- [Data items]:
++++
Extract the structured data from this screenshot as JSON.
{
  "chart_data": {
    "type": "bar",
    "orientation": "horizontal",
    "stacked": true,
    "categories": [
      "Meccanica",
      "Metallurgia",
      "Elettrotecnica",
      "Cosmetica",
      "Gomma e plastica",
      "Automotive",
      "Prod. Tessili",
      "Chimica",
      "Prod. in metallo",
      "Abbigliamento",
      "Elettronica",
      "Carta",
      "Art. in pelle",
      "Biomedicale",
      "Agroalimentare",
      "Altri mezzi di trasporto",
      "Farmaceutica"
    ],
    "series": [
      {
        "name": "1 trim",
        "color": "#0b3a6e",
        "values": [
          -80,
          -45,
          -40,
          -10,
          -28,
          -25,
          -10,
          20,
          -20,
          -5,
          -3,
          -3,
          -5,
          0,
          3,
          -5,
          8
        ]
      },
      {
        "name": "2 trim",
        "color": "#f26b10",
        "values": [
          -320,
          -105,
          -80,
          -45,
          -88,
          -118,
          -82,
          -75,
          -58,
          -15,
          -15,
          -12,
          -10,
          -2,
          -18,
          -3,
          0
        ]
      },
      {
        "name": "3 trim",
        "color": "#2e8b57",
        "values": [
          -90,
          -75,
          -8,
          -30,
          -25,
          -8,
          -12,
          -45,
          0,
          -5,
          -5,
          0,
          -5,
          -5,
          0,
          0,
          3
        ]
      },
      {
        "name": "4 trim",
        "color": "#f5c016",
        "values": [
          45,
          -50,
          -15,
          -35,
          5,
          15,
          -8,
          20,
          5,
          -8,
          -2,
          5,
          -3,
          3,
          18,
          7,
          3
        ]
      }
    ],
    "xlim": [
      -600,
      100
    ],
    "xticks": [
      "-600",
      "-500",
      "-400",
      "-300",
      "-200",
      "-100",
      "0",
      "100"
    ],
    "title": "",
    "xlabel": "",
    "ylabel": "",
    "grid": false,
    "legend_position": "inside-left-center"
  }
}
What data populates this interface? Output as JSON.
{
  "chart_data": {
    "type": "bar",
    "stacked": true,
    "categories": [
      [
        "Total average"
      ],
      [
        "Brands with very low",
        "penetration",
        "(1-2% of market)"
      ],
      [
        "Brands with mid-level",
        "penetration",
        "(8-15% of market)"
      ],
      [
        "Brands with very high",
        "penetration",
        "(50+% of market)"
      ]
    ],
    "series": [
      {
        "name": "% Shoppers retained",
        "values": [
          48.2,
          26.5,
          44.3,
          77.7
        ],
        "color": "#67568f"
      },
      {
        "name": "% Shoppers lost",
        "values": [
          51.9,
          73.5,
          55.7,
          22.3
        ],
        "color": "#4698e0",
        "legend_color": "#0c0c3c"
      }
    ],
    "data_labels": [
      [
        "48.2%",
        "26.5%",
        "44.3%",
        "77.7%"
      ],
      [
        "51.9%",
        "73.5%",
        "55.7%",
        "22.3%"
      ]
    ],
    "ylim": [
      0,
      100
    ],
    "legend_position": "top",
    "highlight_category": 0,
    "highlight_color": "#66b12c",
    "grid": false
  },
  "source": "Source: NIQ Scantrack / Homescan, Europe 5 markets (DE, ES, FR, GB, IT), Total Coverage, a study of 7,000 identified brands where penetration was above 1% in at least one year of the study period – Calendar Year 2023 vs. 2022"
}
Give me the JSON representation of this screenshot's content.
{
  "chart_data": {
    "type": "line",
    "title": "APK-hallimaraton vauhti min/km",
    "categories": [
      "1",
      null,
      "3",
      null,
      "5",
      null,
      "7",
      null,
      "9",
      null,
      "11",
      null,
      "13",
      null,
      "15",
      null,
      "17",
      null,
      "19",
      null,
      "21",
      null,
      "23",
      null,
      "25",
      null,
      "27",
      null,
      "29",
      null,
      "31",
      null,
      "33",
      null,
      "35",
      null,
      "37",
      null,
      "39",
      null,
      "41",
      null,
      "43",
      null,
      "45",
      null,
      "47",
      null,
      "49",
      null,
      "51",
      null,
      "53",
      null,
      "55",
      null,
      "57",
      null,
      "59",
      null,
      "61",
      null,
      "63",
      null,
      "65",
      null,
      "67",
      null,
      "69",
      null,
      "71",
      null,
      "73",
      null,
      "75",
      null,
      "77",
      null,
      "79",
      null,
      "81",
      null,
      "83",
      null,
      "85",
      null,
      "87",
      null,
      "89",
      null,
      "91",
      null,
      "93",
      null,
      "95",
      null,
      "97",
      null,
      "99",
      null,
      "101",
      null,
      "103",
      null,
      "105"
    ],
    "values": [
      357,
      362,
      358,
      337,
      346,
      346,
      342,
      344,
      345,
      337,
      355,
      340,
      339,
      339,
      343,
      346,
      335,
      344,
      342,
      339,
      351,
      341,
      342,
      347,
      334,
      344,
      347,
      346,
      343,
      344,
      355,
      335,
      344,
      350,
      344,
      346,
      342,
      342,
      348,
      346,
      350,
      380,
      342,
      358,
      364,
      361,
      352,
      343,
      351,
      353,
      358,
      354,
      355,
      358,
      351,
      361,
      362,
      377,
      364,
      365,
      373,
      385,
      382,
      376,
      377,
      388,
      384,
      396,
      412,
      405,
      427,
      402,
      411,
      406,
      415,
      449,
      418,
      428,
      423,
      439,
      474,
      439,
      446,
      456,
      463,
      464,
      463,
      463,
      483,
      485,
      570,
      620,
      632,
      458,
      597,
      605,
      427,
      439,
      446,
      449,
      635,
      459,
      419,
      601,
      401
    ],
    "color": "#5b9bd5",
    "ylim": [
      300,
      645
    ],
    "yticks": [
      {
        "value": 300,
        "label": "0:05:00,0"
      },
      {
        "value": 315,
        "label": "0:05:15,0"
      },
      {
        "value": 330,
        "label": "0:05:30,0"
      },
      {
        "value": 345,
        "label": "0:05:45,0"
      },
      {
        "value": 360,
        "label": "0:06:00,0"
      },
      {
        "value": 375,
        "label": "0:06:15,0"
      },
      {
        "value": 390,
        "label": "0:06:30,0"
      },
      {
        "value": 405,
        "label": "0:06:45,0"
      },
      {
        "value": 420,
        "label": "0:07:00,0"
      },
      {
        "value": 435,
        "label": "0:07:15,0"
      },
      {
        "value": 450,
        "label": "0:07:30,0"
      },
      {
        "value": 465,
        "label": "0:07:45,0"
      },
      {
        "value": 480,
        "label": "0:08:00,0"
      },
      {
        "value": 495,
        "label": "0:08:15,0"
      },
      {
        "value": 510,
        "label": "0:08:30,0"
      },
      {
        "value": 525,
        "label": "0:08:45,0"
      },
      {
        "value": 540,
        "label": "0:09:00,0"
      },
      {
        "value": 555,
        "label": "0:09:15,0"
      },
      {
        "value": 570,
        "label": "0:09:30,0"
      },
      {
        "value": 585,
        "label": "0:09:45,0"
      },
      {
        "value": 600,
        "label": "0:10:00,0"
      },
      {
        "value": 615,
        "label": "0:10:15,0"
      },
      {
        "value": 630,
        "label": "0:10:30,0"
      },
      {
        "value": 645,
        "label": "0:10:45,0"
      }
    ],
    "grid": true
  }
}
++++
- [Given exercise]: Word for word, write out all of the data above.

- [Exercise solution]:
Extract the structured data from this screenshot as JSON.
{
  "chart_data": {
    "type": "bar",
    "orientation": "horizontal",
    "stacked": true,
    "categories": [
      "Meccanica",
      "Metallurgia",
      "Elettrotecnica",
      "Cosmetica",
      "Gomma e plastica",
      "Automotive",
      "Prod. Tessili",
      "Chimica",
      "Prod. in metallo",
      "Abbigliamento",
      "Elettronica",
      "Carta",
      "Art. in pelle",
      "Biomedicale",
      "Agroalimentare",
      "Altri mezzi di trasporto",
      "Farmaceutica"
    ],
    "series": [
      {
        "name": "1 trim",
        "color": "#0b3a6e",
        "values": [
          -80,
          -45,
          -40,
          -10,
          -28,
          -25,
          -10,
          20,
          -20,
          -5,
          -3,
          -3,
          -5,
          0,
          3,
          -5,
          8
        ]
      },
      {
        "name": "2 trim",
        "color": "#f26b10",
        "values": [
          -320,
          -105,
          -80,
          -45,
          -88,
          -118,
          -82,
          -75,
          -58,
          -15,
          -15,
          -12,
          -10,
          -2,
          -18,
          -3,
          0
        ]
      },
      {
        "name": "3 trim",
        "color": "#2e8b57",
        "values": [
          -90,
          -75,
          -8,
          -30,
          -25,
          -8,
          -12,
          -45,
          0,
          -5,
          -5,
          0,
          -5,
          -5,
          0,
          0,
          3
        ]
      },
      {
        "name": "4 trim",
        "color": "#f5c016",
        "values": [
          45,
          -50,
          -15,
          -35,
          5,
          15,
          -8,
          20,
          5,
          -8,
          -2,
          5,
          -3,
          3,
          18,
          7,
          3
        ]
      }
    ],
    "xlim": [
      -600,
      100
    ],
    "xticks": [
      "-600",
      "-500",
      "-400",
      "-300",
      "-200",
      "-100",
      "0",
      "100"
    ],
    "title": "",
    "xlabel": "",
    "ylabel": "",
    "grid": false,
    "legend_position": "inside-left-center"
  }
}
What data populates this interface? Output as JSON.
{
  "chart_data": {
    "type": "bar",
    "stacked": true,
    "categories": [
      [
        "Total average"
      ],
      [
        "Brands with very low",
        "penetration",
        "(1-2% of market)"
      ],
      [
        "Brands with mid-level",
        "penetration",
        "(8-15% of market)"
      ],
      [
        "Brands with very high",
        "penetration",
        "(50+% of market)"
      ]
    ],
    "series": [
      {
        "name": "% Shoppers retained",
        "values": [
          48.2,
          26.5,
          44.3,
          77.7
        ],
        "color": "#67568f"
      },
      {
        "name": "% Shoppers lost",
        "values": [
          51.9,
          73.5,
          55.7,
          22.3
        ],
        "color": "#4698e0",
        "legend_color": "#0c0c3c"
      }
    ],
    "data_labels": [
      [
        "48.2%",
        "26.5%",
        "44.3%",
        "77.7%"
      ],
      [
        "51.9%",
        "73.5%",
        "55.7%",
        "22.3%"
      ]
    ],
    "ylim": [
      0,
      100
    ],
    "legend_position": "top",
    "highlight_category": 0,
    "highlight_color": "#66b12c",
    "grid": false
  },
  "source": "Source: NIQ Scantrack / Homescan, Europe 5 markets (DE, ES, FR, GB, IT), Total Coverage, a study of 7,000 identified brands where penetration was above 1% in at least one year of the study period – Calendar Year 2023 vs. 2022"
}
Give me the JSON representation of this screenshot's content.
{
  "chart_data": {
    "type": "line",
    "title": "APK-hallimaraton vauhti min/km",
    "categories": [
      "1",
      null,
      "3",
      null,
      "5",
      null,
      "7",
      null,
      "9",
      null,
      "11",
      null,
      "13",
      null,
      "15",
      null,
      "17",
      null,
      "19",
      null,
      "21",
      null,
      "23",
      null,
      "25",
      null,
      "27",
      null,
      "29",
      null,
      "31",
      null,
      "33",
      null,
      "35",
      null,
      "37",
      null,
      "39",
      null,
      "41",
      null,
      "43",
      null,
      "45",
      null,
      "47",
      null,
      "49",
      null,
      "51",
      null,
      "53",
      null,
      "55",
      null,
      "57",
      null,
      "59",
      null,
      "61",
      null,
      "63",
      null,
      "65",
      null,
      "67",
      null,
      "69",
      null,
      "71",
      null,
      "73",
      null,
      "75",
      null,
      "77",
      null,
      "79",
      null,
      "81",
      null,
      "83",
      null,
      "85",
      null,
      "87",
      null,
      "89",
      null,
      "91",
      null,
      "93",
      null,
      "95",
      null,
      "97",
      null,
      "99",
      null,
      "101",
      null,
      "103",
      null,
      "105"
    ],
    "values": [
      357,
      362,
      358,
      337,
      346,
      346,
      342,
      344,
      345,
      337,
      355,
      340,
      339,
      339,
      343,
      346,
      335,
      344,
      342,
      339,
      351,
      341,
      342,
      347,
      334,
      344,
      347,
      346,
      343,
      344,
      355,
      335,
      344,
      350,
      344,
      346,
      342,
      342,
      348,
      346,
      350,
      380,
      342,
      358,
      364,
      361,
      352,
      343,
      351,
      353,
      358,
      354,
      355,
      358,
      351,
      361,
      362,
      377,
      364,
      365,
      373,
      385,
      382,
      376,
      377,
      388,
      384,
      396,
      412,
      405,
      427,
      402,
      411,
      406,
      415,
      449,
      418,
      428,
      423,
      439,
      474,
      439,
      446,
      456,
      463,
      464,
      463,
      463,
      483,
      485,
      570,
      620,
      632,
      458,
      597,
      605,
      427,
      439,
      446,
      449,
      635,
      459,
      419,
      601,
      401
    ],
    "color": "#5b9bd5",
    "ylim": [
      300,
      645
    ],
    "yticks": [
      {
        "value": 300,
        "label": "0:05:00,0"
      },
      {
        "value": 315,
        "label": "0:05:15,0"
      },
      {
        "value": 330,
        "label": "0:05:30,0"
      },
      {
        "value": 345,
        "label": "0:05:45,0"
      },
      {
        "value": 360,
        "label": "0:06:00,0"
      },
      {
        "value": 375,
        "label": "0:06:15,0"
      },
      {
        "value": 390,
        "label": "0:06:30,0"
      },
      {
        "value": 405,
        "label": "0:06:45,0"
      },
      {
        "value": 420,
        "label": "0:07:00,0"
      },
      {
        "value": 435,
        "label": "0:07:15,0"
      },
      {
        "value": 450,
        "label": "0:07:30,0"
      },
      {
        "value": 465,
        "label": "0:07:45,0"
      },
      {
        "value": 480,
        "label": "0:08:00,0"
      },
      {
        "value": 495,
        "label": "0:08:15,0"
      },
      {
        "value": 510,
        "label": "0:08:30,0"
      },
      {
        "value": 525,
        "label": "0:08:45,0"
      },
      {
        "value": 540,
        "label": "0:09:00,0"
      },
      {
        "value": 555,
        "label": "0:09:15,0"
      },
      {
        "value": 570,
        "label": "0:09:30,0"
      },
      {
        "value": 585,
        "label": "0:09:45,0"
      },
      {
        "value": 600,
        "label": "0:10:00,0"
      },
      {
        "value": 615,
        "label": "0:10:15,0"
      },
      {
        "value": 630,
        "label": "0:10:30,0"
      },
      {
        "value": 645,
        "label": "0:10:45,0"
      }
    ],
    "grid": true
  }
}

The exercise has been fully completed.